:: Exercise data ::

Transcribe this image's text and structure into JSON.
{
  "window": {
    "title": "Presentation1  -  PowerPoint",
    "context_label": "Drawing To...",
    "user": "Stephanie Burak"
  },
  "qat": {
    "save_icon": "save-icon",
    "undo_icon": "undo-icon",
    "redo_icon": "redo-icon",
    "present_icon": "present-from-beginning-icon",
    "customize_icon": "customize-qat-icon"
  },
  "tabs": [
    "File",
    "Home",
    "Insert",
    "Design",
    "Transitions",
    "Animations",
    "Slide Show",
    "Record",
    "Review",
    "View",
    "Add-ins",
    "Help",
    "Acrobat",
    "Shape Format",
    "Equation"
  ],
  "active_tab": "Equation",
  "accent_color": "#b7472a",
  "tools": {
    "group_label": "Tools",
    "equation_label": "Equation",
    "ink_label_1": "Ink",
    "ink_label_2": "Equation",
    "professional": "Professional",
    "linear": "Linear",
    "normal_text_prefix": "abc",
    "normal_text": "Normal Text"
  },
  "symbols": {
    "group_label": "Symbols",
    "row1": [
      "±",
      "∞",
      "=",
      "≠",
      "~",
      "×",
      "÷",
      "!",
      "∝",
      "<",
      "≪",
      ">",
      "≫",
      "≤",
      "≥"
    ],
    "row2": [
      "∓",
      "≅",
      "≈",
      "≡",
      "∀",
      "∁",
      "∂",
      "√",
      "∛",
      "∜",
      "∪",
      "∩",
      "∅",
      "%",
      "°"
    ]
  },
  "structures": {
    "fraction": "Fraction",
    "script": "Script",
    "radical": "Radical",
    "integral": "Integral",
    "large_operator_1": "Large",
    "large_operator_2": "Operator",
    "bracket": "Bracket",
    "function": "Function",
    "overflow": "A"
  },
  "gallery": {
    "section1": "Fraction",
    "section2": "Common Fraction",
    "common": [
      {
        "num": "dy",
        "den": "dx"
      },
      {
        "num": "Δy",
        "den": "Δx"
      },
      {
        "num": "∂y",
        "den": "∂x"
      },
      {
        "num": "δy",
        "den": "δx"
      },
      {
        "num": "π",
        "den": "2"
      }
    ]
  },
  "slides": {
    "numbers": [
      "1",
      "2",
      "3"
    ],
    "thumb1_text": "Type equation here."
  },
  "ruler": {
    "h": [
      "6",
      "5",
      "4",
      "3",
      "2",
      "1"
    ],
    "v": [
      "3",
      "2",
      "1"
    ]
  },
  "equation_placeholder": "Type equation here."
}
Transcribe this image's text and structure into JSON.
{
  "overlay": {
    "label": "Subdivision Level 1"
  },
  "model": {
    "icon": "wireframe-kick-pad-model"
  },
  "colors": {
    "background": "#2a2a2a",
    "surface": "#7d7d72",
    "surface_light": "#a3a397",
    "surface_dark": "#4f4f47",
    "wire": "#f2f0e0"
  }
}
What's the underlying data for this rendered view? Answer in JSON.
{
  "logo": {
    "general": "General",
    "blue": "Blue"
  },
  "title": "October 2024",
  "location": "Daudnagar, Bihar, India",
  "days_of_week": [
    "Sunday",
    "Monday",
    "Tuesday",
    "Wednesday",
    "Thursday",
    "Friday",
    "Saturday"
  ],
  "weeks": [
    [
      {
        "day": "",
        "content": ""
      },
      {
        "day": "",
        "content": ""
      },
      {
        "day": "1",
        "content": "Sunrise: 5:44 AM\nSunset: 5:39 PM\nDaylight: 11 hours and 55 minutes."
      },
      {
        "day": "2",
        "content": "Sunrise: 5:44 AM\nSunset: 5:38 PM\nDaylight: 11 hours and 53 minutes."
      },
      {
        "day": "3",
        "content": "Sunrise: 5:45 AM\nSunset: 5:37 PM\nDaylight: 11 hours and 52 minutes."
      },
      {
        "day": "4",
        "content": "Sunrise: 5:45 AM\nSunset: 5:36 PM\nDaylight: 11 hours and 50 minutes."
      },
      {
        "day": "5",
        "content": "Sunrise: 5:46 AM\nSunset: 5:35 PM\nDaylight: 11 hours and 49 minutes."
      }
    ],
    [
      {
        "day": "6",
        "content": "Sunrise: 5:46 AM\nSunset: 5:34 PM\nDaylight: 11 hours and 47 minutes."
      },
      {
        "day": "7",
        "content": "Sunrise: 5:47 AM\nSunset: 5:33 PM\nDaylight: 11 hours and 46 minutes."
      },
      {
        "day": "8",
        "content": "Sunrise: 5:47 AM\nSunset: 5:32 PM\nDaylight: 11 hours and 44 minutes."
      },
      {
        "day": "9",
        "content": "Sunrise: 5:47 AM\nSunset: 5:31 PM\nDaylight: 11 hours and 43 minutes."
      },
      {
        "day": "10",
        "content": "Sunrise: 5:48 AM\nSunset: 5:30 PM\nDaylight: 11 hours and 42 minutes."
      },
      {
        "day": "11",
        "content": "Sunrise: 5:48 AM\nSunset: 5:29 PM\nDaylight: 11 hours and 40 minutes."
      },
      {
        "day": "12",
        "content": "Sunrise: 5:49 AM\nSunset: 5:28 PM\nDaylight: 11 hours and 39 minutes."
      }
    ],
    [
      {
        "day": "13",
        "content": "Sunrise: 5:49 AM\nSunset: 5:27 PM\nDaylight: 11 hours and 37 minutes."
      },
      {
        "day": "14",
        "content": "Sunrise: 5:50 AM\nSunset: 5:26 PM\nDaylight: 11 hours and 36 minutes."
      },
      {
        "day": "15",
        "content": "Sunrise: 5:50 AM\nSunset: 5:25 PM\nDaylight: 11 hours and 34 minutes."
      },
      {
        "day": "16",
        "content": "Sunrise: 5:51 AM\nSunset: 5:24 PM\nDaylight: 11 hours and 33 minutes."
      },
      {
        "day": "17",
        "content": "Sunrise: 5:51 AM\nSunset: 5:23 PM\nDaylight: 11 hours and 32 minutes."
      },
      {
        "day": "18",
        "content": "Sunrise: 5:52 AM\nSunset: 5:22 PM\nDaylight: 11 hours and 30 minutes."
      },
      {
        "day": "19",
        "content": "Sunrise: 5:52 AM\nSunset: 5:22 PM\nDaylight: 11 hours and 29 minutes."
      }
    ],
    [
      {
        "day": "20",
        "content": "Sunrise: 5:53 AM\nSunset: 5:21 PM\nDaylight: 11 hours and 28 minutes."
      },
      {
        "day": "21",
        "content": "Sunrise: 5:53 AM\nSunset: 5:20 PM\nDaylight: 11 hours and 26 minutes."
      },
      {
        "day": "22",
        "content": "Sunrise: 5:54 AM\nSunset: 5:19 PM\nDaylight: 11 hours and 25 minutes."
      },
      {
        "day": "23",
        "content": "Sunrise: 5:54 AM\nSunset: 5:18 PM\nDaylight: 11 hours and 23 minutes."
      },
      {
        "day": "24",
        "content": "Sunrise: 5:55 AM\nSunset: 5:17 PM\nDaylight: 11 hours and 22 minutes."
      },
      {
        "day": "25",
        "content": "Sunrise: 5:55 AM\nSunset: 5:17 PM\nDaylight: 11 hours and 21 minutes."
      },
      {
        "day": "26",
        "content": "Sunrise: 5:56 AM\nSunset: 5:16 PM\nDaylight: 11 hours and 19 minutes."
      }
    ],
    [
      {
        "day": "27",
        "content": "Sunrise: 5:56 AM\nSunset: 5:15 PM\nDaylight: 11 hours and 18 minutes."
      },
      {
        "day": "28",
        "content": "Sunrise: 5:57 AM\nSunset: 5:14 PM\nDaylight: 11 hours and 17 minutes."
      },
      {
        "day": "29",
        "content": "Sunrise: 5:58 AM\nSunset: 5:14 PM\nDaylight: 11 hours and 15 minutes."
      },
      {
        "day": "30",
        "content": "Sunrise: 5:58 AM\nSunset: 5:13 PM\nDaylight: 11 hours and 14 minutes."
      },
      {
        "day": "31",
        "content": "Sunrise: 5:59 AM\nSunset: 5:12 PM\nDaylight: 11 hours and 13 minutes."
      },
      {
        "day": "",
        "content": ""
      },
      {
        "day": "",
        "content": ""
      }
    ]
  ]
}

:::

Find every line holding the word "title"; give their count and nothing else.

2